§ **Request**
Every line that holds the string "receipts" is to be identified and copied.

§ **Recorded data**
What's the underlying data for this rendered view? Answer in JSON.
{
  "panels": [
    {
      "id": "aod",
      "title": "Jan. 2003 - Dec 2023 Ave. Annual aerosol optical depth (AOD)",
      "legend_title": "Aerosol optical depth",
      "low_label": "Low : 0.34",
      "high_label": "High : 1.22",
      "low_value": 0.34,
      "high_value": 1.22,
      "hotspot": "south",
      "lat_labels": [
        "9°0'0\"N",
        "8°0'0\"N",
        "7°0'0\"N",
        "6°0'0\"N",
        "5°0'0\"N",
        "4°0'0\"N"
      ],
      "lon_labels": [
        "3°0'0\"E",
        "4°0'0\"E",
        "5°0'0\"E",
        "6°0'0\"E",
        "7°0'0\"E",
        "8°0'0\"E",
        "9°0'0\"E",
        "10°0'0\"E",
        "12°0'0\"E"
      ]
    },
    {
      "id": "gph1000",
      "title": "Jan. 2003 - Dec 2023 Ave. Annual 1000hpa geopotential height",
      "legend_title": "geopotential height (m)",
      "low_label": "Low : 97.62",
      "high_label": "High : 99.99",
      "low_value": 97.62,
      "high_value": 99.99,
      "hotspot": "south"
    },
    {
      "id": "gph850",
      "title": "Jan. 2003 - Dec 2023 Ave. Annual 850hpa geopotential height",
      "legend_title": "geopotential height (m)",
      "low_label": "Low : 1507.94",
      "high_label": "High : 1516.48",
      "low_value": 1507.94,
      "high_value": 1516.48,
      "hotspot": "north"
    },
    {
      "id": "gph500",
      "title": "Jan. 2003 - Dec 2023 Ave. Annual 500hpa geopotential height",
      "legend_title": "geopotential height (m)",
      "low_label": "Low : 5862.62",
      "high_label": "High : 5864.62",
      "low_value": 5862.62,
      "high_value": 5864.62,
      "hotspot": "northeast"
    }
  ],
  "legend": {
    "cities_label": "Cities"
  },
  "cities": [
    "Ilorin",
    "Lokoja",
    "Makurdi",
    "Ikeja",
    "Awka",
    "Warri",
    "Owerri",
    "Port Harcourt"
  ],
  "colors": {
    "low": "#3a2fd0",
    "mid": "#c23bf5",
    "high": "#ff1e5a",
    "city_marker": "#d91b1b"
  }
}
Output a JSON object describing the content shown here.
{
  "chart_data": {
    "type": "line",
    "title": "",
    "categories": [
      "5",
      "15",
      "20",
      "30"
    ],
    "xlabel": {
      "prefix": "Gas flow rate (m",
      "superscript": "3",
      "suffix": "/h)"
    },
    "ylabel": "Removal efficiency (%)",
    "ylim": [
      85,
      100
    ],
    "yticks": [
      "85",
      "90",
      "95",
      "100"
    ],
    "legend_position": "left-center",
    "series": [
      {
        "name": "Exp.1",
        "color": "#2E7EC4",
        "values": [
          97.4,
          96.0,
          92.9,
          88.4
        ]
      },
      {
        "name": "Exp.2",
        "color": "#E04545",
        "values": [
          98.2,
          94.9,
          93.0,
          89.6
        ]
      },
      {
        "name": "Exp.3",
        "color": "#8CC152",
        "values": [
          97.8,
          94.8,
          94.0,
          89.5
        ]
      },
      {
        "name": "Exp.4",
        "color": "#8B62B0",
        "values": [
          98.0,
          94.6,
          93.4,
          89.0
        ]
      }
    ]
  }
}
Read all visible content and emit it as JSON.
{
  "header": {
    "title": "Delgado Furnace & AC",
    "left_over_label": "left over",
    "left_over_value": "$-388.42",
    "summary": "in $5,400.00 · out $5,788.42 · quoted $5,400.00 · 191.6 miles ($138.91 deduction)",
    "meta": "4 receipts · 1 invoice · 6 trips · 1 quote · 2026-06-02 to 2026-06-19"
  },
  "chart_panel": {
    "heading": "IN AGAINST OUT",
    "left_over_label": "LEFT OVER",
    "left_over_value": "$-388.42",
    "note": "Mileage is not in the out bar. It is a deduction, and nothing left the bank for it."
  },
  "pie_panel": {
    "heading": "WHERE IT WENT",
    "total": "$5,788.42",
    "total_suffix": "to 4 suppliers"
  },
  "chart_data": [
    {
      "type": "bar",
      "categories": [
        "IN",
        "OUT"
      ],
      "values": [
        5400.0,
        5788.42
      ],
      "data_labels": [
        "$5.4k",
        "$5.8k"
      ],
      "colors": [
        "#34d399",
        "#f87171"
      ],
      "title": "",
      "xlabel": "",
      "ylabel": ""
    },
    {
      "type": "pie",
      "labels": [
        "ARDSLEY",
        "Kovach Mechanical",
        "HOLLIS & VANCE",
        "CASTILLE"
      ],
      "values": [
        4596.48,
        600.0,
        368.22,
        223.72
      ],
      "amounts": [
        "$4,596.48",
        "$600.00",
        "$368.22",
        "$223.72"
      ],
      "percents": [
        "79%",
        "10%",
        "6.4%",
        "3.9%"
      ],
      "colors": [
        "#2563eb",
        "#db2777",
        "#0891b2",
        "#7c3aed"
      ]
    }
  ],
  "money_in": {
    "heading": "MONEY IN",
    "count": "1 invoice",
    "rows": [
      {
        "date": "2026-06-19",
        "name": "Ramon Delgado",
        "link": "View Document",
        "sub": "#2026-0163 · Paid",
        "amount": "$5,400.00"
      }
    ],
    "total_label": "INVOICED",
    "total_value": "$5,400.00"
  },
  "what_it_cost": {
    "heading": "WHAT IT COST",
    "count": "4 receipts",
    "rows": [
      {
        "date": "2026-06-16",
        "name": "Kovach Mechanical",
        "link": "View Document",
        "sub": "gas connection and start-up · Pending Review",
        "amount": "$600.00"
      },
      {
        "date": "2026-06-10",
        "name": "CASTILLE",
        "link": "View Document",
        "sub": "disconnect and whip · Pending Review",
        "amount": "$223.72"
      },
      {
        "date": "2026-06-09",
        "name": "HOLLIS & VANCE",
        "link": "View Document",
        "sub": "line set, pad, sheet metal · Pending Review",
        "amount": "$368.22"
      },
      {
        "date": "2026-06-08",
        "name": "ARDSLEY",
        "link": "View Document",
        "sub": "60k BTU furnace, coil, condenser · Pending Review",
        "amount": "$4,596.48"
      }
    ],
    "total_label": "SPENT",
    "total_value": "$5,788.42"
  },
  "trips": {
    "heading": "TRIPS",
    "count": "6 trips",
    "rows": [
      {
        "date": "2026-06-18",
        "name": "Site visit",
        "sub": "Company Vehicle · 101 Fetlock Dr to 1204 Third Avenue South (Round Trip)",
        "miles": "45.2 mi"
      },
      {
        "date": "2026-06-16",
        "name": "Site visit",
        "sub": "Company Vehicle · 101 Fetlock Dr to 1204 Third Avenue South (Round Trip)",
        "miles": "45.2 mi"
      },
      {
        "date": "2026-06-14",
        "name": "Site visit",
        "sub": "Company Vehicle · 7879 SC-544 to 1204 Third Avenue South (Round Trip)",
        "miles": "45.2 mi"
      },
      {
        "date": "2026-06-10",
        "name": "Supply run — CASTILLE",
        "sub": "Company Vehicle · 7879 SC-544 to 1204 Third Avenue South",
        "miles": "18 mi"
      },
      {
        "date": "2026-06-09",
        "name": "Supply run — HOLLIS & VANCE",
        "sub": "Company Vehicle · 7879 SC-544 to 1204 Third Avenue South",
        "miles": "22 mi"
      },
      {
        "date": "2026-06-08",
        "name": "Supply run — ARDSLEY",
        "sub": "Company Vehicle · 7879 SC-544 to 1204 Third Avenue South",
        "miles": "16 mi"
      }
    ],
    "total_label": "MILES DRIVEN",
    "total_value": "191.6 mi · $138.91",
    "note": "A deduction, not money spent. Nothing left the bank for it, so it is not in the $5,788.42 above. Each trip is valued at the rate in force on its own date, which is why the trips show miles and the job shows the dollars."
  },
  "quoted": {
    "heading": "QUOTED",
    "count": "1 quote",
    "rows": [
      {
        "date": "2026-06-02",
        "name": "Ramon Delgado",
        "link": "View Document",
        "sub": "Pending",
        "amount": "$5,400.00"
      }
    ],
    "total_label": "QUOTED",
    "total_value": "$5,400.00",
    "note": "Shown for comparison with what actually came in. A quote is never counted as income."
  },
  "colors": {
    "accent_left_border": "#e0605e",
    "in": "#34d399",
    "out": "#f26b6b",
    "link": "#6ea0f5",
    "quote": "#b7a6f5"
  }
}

§ **Solution to the exercise**
    "meta": "4 receipts · 1 invoice · 6 trips · 1 quote · 2026-06-02 to 2026-06-19"
    "count": "4 receipts",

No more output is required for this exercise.